▶ **DATA SHOWN**
■ ■ ■ ■ ■

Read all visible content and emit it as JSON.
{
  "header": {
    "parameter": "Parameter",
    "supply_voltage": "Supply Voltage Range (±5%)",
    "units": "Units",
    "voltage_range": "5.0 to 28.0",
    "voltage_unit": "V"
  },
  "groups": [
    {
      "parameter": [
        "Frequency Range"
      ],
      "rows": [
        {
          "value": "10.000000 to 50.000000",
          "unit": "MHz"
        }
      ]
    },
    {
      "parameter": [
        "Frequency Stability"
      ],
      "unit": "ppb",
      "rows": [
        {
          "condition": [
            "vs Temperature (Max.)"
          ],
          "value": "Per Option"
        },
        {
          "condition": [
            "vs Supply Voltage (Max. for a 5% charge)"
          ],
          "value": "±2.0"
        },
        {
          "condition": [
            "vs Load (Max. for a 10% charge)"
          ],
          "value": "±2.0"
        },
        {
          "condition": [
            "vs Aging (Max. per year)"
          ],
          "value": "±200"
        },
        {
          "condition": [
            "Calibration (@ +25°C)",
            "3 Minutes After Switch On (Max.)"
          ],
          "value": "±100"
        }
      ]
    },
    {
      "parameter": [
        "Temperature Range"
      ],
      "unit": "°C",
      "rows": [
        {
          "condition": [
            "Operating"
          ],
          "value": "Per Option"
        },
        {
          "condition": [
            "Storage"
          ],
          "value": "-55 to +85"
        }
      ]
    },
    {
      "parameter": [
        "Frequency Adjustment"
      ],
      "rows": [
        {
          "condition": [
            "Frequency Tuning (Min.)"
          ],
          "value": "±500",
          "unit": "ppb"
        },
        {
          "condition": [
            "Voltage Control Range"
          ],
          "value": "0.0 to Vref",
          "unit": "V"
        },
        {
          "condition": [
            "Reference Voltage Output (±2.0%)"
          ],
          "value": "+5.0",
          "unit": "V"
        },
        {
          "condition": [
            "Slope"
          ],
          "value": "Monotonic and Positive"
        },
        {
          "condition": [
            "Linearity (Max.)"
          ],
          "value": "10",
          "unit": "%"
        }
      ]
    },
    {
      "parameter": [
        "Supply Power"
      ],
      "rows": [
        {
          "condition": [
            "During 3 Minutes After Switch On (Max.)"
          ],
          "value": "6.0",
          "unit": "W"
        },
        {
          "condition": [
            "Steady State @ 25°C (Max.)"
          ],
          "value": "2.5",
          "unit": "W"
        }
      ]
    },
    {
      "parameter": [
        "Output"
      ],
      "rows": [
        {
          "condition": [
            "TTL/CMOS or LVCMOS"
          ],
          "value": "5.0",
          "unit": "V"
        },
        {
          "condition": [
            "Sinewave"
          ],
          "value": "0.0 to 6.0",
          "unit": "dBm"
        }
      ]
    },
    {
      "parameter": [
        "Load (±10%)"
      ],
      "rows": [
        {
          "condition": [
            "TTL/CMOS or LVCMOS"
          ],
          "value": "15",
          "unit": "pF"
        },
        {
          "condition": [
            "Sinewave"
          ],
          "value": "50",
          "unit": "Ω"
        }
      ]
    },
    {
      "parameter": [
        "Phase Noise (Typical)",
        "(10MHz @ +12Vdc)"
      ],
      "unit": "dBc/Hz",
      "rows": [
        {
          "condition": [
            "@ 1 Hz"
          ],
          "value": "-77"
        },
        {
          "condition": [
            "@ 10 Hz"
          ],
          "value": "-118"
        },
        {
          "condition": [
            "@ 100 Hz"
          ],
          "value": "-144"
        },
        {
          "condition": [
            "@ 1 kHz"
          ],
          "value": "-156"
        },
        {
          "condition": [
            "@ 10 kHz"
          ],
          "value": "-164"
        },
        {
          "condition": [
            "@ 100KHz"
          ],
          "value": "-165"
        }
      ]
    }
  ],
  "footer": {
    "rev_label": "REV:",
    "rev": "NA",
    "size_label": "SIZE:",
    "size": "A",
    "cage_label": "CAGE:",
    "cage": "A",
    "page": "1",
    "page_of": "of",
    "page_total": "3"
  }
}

■ ■ ■ ■ ■

▶ **WORK REQUIRED**
Select the lines that carry the string "Supply" and copy them.

▶ **FULL OUTPUT**
    "supply_voltage": "Supply Voltage Range (±5%)",
            "vs Supply Voltage (Max. for a 5% charge)"
        "Supply Power"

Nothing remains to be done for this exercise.